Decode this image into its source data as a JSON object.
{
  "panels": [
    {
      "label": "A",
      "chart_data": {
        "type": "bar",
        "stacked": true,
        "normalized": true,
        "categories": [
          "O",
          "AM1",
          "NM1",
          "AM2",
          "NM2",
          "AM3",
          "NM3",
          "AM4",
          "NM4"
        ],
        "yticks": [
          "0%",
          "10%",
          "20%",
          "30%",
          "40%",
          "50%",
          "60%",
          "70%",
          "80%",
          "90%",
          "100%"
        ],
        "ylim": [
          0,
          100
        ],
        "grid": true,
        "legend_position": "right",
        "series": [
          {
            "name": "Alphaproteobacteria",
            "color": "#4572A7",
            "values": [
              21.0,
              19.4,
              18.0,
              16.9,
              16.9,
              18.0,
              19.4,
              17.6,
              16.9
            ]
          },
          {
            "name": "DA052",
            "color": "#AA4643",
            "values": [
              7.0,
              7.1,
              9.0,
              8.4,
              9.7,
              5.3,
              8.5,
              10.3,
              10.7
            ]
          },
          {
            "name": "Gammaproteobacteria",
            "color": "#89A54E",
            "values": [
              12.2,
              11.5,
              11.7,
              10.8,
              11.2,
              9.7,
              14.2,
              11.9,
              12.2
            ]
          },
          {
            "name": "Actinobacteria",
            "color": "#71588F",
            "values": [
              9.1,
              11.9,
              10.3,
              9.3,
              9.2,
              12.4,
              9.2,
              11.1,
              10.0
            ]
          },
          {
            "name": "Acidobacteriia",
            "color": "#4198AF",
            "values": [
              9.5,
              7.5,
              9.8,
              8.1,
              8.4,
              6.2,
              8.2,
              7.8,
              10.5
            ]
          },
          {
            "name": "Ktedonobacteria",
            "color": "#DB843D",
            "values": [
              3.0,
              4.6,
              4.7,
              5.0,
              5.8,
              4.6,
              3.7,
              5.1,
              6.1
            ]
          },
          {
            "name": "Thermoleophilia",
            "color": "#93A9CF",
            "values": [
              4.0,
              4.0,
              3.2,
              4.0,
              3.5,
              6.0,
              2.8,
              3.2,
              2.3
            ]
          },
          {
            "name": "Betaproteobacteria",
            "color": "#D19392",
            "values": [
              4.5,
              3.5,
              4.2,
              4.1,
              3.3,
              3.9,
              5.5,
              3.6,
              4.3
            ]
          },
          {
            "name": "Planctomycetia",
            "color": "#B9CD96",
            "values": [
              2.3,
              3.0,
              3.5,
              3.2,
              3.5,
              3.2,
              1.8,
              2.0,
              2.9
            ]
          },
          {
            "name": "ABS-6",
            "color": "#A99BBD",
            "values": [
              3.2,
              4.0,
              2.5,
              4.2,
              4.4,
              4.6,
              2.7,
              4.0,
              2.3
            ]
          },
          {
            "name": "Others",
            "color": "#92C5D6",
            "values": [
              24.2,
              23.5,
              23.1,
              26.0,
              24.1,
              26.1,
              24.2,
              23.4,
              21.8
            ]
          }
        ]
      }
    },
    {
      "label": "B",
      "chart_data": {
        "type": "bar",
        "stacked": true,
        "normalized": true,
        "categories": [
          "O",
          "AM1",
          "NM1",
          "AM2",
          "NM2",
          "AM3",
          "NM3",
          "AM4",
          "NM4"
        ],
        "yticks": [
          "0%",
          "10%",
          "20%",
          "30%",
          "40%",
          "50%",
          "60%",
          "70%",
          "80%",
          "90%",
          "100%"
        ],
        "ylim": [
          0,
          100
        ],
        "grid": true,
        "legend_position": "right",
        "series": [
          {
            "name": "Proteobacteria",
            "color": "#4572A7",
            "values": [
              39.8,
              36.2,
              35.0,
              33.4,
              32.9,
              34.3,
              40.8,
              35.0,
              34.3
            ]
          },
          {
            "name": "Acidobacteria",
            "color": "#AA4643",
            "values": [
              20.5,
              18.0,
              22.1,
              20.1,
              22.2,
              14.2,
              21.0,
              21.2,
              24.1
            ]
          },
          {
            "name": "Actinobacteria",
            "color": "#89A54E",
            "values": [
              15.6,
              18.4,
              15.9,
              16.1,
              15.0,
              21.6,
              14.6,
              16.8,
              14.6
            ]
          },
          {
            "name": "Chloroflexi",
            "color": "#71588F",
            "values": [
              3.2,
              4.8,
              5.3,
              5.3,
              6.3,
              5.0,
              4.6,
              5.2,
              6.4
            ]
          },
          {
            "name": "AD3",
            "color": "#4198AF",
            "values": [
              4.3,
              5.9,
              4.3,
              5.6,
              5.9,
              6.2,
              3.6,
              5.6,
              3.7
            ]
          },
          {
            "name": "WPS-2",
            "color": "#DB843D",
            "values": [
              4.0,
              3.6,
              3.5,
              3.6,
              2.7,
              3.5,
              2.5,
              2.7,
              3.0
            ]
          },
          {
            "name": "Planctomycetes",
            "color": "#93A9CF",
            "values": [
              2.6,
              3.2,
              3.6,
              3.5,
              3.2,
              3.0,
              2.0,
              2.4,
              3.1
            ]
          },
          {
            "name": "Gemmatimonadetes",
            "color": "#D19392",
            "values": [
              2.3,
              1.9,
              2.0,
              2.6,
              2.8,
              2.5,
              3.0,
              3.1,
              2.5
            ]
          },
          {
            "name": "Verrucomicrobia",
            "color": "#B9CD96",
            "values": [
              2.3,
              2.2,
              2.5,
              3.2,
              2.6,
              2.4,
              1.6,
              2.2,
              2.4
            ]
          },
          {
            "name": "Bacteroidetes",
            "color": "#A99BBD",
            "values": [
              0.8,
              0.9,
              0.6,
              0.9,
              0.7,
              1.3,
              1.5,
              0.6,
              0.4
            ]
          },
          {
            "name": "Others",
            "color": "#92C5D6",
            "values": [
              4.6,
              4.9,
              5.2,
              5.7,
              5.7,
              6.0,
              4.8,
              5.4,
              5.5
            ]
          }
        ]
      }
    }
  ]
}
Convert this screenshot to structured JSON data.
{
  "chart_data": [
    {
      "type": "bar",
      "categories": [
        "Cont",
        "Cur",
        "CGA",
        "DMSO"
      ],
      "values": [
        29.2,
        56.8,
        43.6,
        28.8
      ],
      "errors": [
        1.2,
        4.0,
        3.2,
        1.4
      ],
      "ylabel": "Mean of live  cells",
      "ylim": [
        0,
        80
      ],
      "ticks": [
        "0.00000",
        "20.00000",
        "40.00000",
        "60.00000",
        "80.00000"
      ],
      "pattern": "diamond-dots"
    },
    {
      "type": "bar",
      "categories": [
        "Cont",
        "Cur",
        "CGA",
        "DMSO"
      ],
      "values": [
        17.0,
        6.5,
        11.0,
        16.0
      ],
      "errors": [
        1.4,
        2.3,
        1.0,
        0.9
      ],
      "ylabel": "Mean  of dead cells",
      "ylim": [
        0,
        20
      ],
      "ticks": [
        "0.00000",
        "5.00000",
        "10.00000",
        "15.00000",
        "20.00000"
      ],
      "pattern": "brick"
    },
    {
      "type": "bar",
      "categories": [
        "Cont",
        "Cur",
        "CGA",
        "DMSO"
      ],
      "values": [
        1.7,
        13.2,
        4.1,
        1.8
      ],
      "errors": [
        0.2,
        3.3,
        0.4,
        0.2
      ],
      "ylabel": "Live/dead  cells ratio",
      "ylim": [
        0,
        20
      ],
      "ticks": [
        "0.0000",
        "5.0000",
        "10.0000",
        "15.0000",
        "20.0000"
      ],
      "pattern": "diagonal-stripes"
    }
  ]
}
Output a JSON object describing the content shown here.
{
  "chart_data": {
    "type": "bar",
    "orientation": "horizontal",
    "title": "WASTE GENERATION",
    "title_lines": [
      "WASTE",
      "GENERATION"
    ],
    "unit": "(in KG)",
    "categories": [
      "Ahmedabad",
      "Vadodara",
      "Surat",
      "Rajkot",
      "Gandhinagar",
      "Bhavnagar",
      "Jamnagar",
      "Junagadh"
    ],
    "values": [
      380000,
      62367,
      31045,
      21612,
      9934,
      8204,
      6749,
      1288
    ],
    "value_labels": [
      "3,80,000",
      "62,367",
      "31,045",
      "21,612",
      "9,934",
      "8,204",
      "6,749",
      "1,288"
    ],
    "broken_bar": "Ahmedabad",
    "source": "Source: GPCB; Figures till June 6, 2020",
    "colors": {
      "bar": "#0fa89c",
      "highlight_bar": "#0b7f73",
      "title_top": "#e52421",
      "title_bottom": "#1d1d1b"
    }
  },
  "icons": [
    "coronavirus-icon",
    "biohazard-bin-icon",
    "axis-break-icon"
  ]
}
____
__Directions for this task__.
Scan the material above for the word "source". Copy each line where it occurs.

__Written reply__.
Decode this image into its source data as a JSON object.
    "source": "Source: GPCB; Figures till June 6, 2020",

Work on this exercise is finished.